(Excerpt from a dataset)
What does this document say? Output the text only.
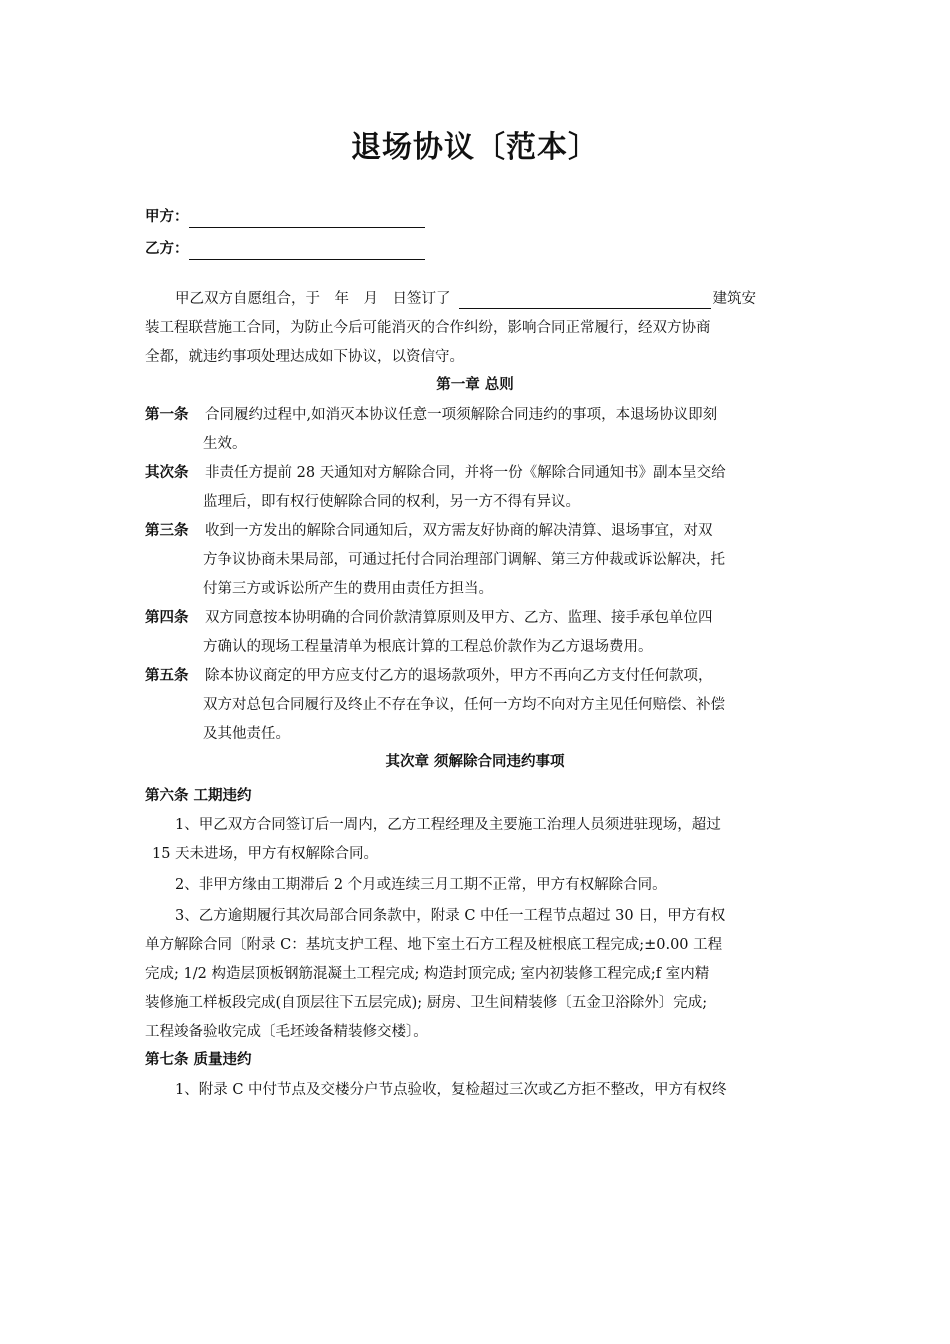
退场协议〔范本〕
甲方：
乙方：
甲乙双方自愿组合，于　年　月　日签订了	建筑安
装工程联营施工合同，为防止今后可能消灭的合作纠纷，影响合同正常履行，经双方协商
全都，就违约事项处理达成如下协议，以资信守。
第一章 总则
第一条 合同履约过程中,如消灭本协议任意一项须解除合同违约的事项，本退场协议即刻
生效。
其次条 非责任方提前 28 天通知对方解除合同，并将一份《解除合同通知书》副本呈交给
监理后，即有权行使解除合同的权利，另一方不得有异议。
第三条 收到一方发出的解除合同通知后，双方需友好协商的解决清算、退场事宜，对双
方争议协商未果局部，可通过托付合同治理部门调解、第三方仲裁或诉讼解决，托
付第三方或诉讼所产生的费用由责任方担当。
第四条 双方同意按本协明确的合同价款清算原则及甲方、乙方、监理、接手承包单位四
方确认的现场工程量清单为根底计算的工程总价款作为乙方退场费用。
第五条 除本协议商定的甲方应支付乙方的退场款项外，甲方不再向乙方支付任何款项，
双方对总包合同履行及终止不存在争议，任何一方均不向对方主见任何赔偿、补偿
及其他责任。
其次章 须解除合同违约事项
第六条 工期违约
1、甲乙双方合同签订后一周内，乙方工程经理及主要施工治理人员须进驻现场，超过
15 天未进场，甲方有权解除合同。
2、非甲方缘由工期滞后 2 个月或连续三月工期不正常，甲方有权解除合同。
3、乙方逾期履行其次局部合同条款中，附录 C 中任一工程节点超过 30 日，甲方有权
单方解除合同〔附录 C：基坑支护工程、地下室土石方工程及桩根底工程完成;±0.00 工程
完成; 1/2 构造层顶板钢筋混凝土工程完成; 构造封顶完成; 室内初装修工程完成;f 室内精
装修施工样板段完成(自顶层往下五层完成); 厨房、卫生间精装修〔五金卫浴除外〕完成;
工程竣备验收完成〔毛坯竣备精装修交楼〕。
第七条 质量违约
1、附录 C 中付节点及交楼分户节点验收，复检超过三次或乙方拒不整改，甲方有权终
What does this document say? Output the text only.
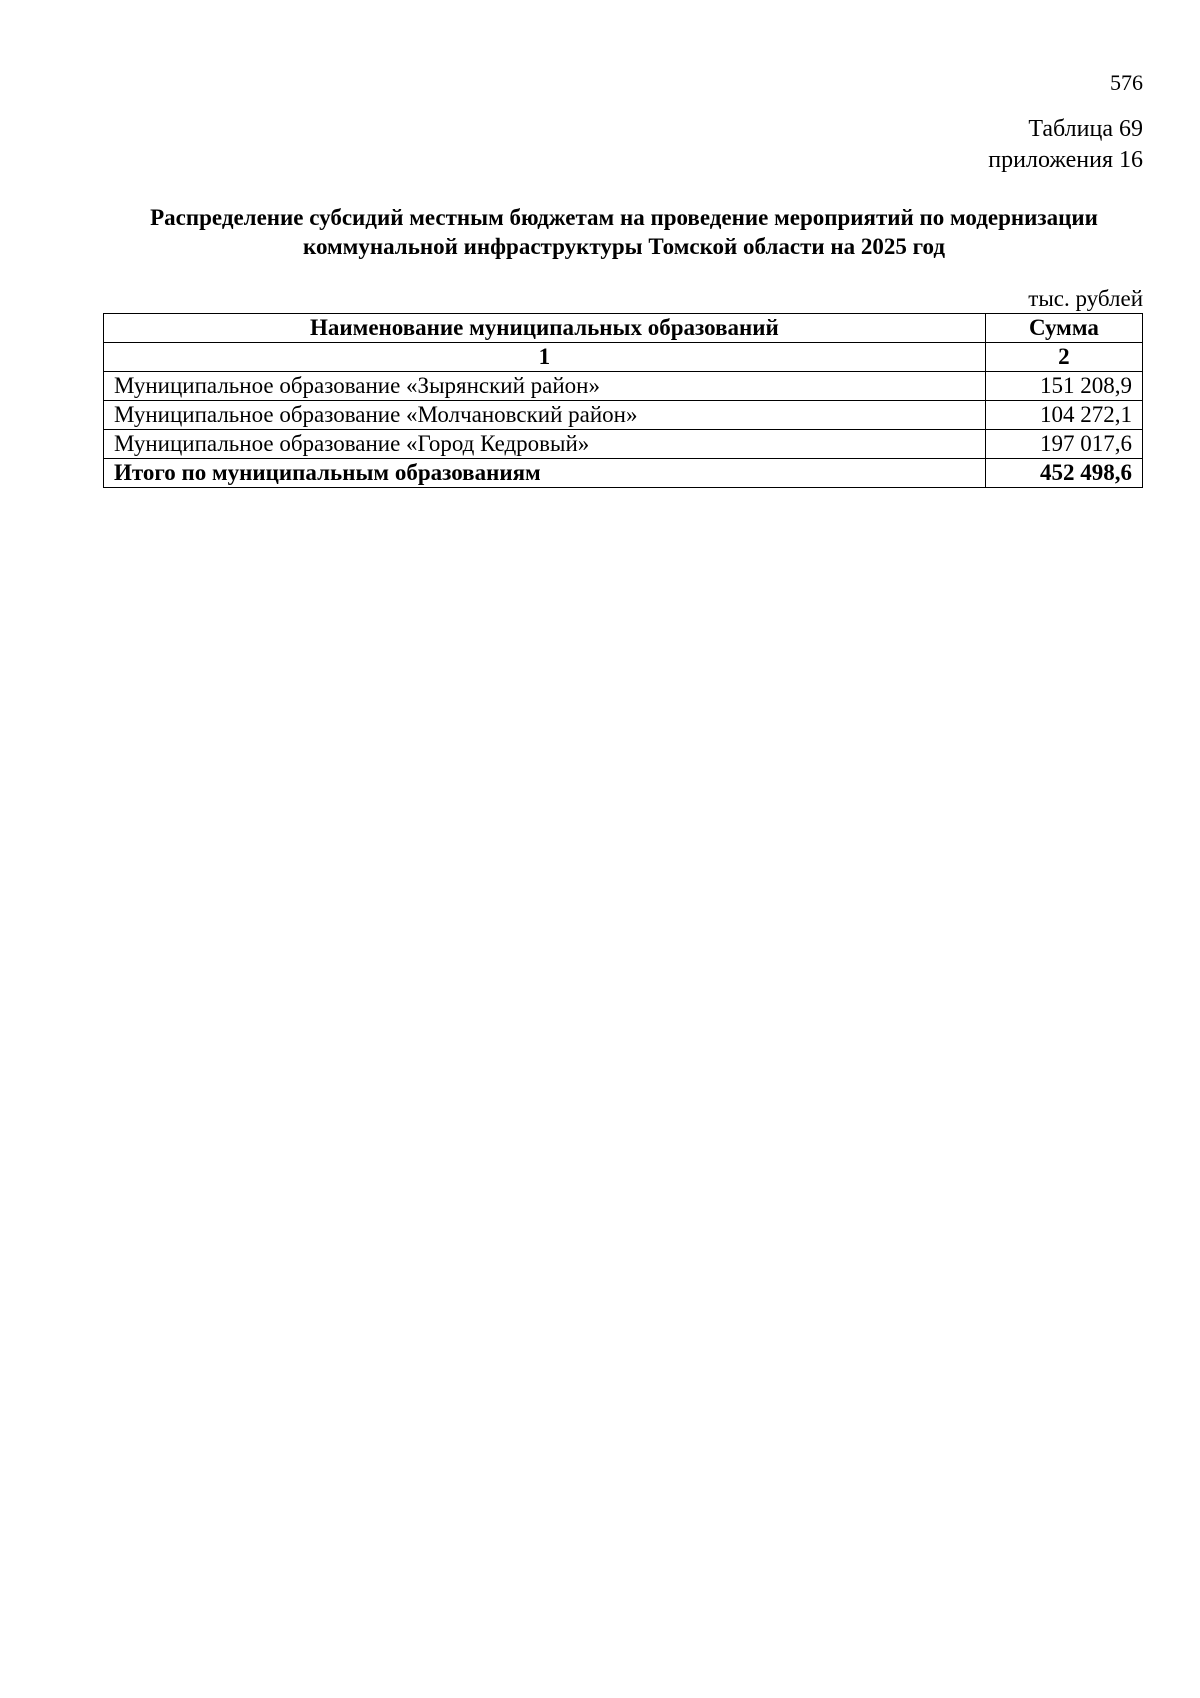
576
Таблица 69
приложения 16
Распределение субсидий местным бюджетам на проведение мероприятий по модернизации
коммунальной инфраструктуры Томской области на 2025 год
тыс. рублей
Наименование муниципальных образований	Сумма
1	2
Муниципальное образование «Зырянский район»	151 208,9
Муниципальное образование «Молчановский район»	104 272,1
Муниципальное образование «Город Кедровый»	197 017,6
Итого по муниципальным образованиям	452 498,6
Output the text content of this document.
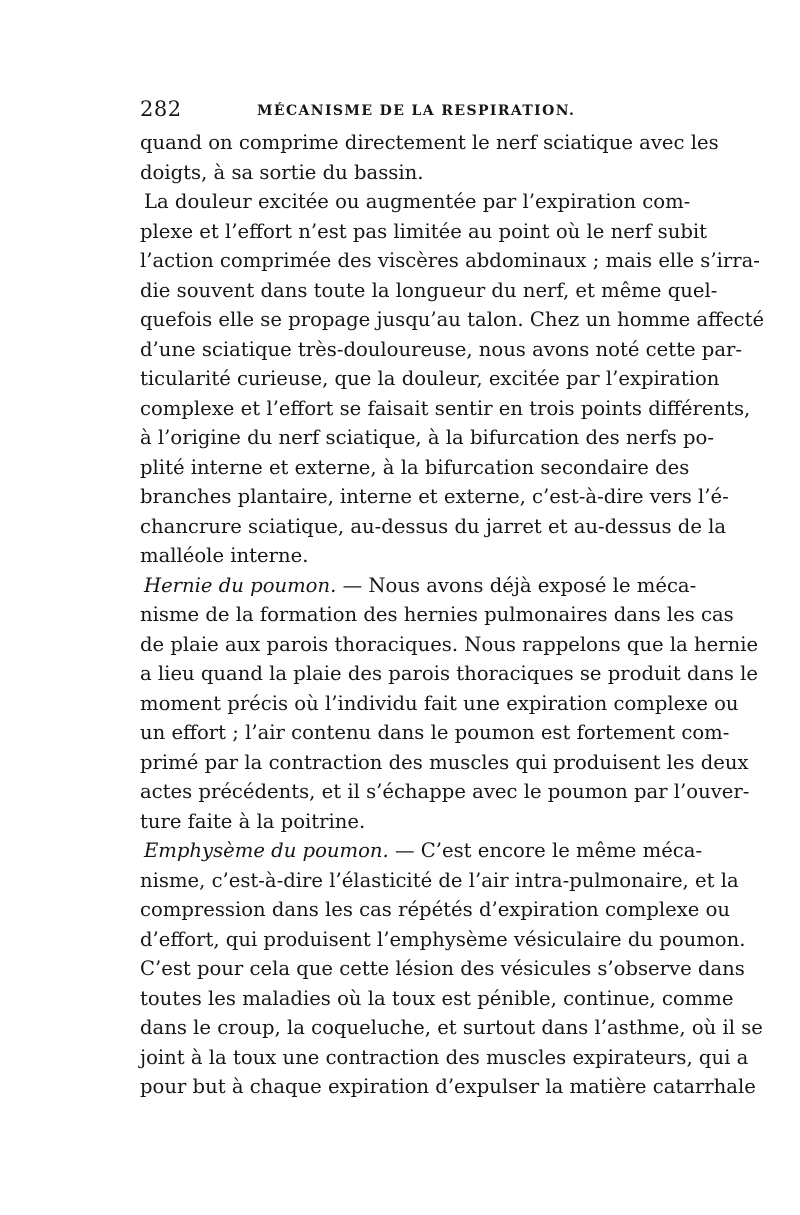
282	MÉCANISME DE LA RESPIRATION.
quand on comprime directement le nerf sciatique avec les
doigts, à sa sortie du bassin.
La douleur excitée ou augmentée par l’expiration com-
plexe et l’effort n’est pas limitée au point où le nerf subit
l’action comprimée des viscères abdominaux ; mais elle s’irra-
die souvent dans toute la longueur du nerf, et même quel-
quefois elle se propage jusqu’au talon. Chez un homme affecté
d’une sciatique très-douloureuse, nous avons noté cette par-
ticularité curieuse, que la douleur, excitée par l’expiration
complexe et l’effort se faisait sentir en trois points différents,
à l’origine du nerf sciatique, à la bifurcation des nerfs po-
plité interne et externe, à la bifurcation secondaire des
branches plantaire, interne et externe, c’est-à-dire vers l’é-
chancrure sciatique, au-dessus du jarret et au-dessus de la
malléole interne.
Hernie du poumon. — Nous avons déjà exposé le méca-
nisme de la formation des hernies pulmonaires dans les cas
de plaie aux parois thoraciques. Nous rappelons que la hernie
a lieu quand la plaie des parois thoraciques se produit dans le
moment précis où l’individu fait une expiration complexe ou
un effort ; l’air contenu dans le poumon est fortement com-
primé par la contraction des muscles qui produisent les deux
actes précédents, et il s’échappe avec le poumon par l’ouver-
ture faite à la poitrine.
Emphysème du poumon. — C’est encore le même méca-
nisme, c’est-à-dire l’élasticité de l’air intra-pulmonaire, et la
compression dans les cas répétés d’expiration complexe ou
d’effort, qui produisent l’emphysème vésiculaire du poumon.
C’est pour cela que cette lésion des vésicules s’observe dans
toutes les maladies où la toux est pénible, continue, comme
dans le croup, la coqueluche, et surtout dans l’asthme, où il se
joint à la toux une contraction des muscles expirateurs, qui a
pour but à chaque expiration d’expulser la matière catarrhale
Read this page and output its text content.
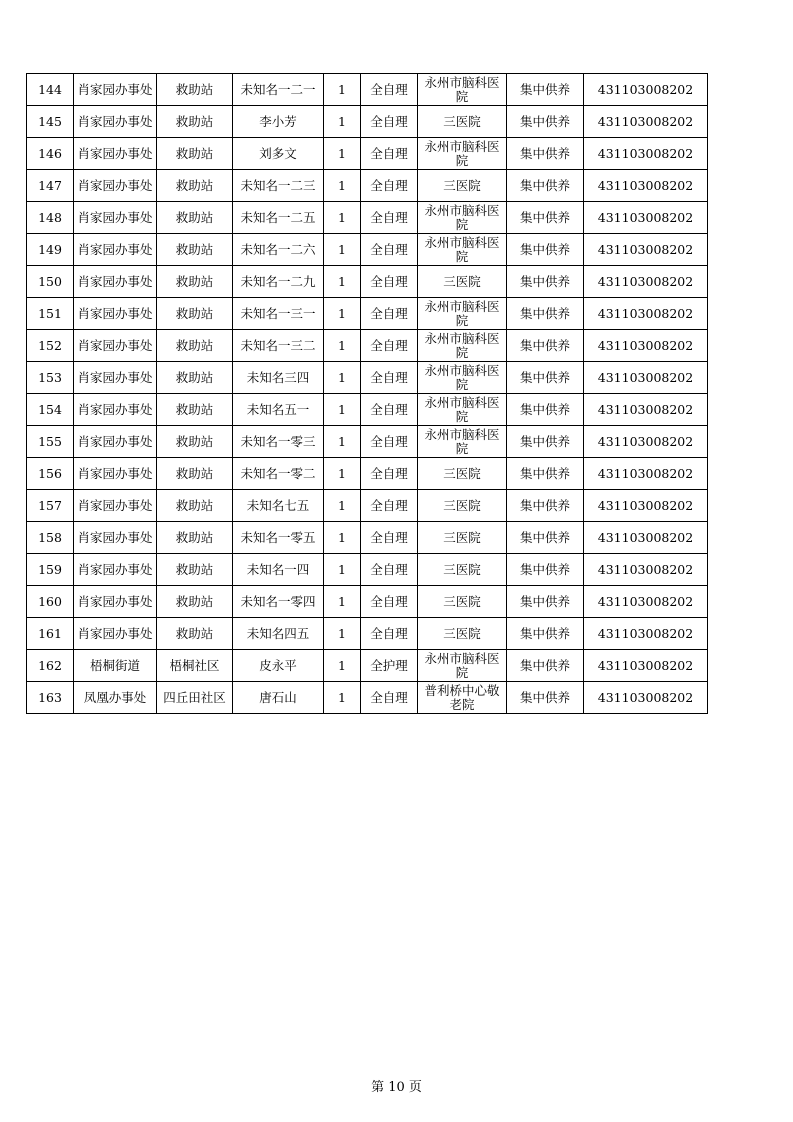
144	肖家园办事处	救助站	未知名一二一	1	全自理	永州市脑科医院	集中供养	431103008202
145	肖家园办事处	救助站	李小芳	1	全自理	三医院	集中供养	431103008202
146	肖家园办事处	救助站	刘多文	1	全自理	永州市脑科医院	集中供养	431103008202
147	肖家园办事处	救助站	未知名一二三	1	全自理	三医院	集中供养	431103008202
148	肖家园办事处	救助站	未知名一二五	1	全自理	永州市脑科医院	集中供养	431103008202
149	肖家园办事处	救助站	未知名一二六	1	全自理	永州市脑科医院	集中供养	431103008202
150	肖家园办事处	救助站	未知名一二九	1	全自理	三医院	集中供养	431103008202
151	肖家园办事处	救助站	未知名一三一	1	全自理	永州市脑科医院	集中供养	431103008202
152	肖家园办事处	救助站	未知名一三二	1	全自理	永州市脑科医院	集中供养	431103008202
153	肖家园办事处	救助站	未知名三四	1	全自理	永州市脑科医院	集中供养	431103008202
154	肖家园办事处	救助站	未知名五一	1	全自理	永州市脑科医院	集中供养	431103008202
155	肖家园办事处	救助站	未知名一零三	1	全自理	永州市脑科医院	集中供养	431103008202
156	肖家园办事处	救助站	未知名一零二	1	全自理	三医院	集中供养	431103008202
157	肖家园办事处	救助站	未知名七五	1	全自理	三医院	集中供养	431103008202
158	肖家园办事处	救助站	未知名一零五	1	全自理	三医院	集中供养	431103008202
159	肖家园办事处	救助站	未知名一四	1	全自理	三医院	集中供养	431103008202
160	肖家园办事处	救助站	未知名一零四	1	全自理	三医院	集中供养	431103008202
161	肖家园办事处	救助站	未知名四五	1	全自理	三医院	集中供养	431103008202
162	梧桐街道	梧桐社区	皮永平	1	全护理	永州市脑科医院	集中供养	431103008202
163	凤凰办事处	四丘田社区	唐石山	1	全自理	普利桥中心敬老院	集中供养	431103008202
第 10 页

GIVEN EXERCISE:
Report how many lines include the word "produisent". Give nothing but the number.

PROBLEM SOLUTION:
2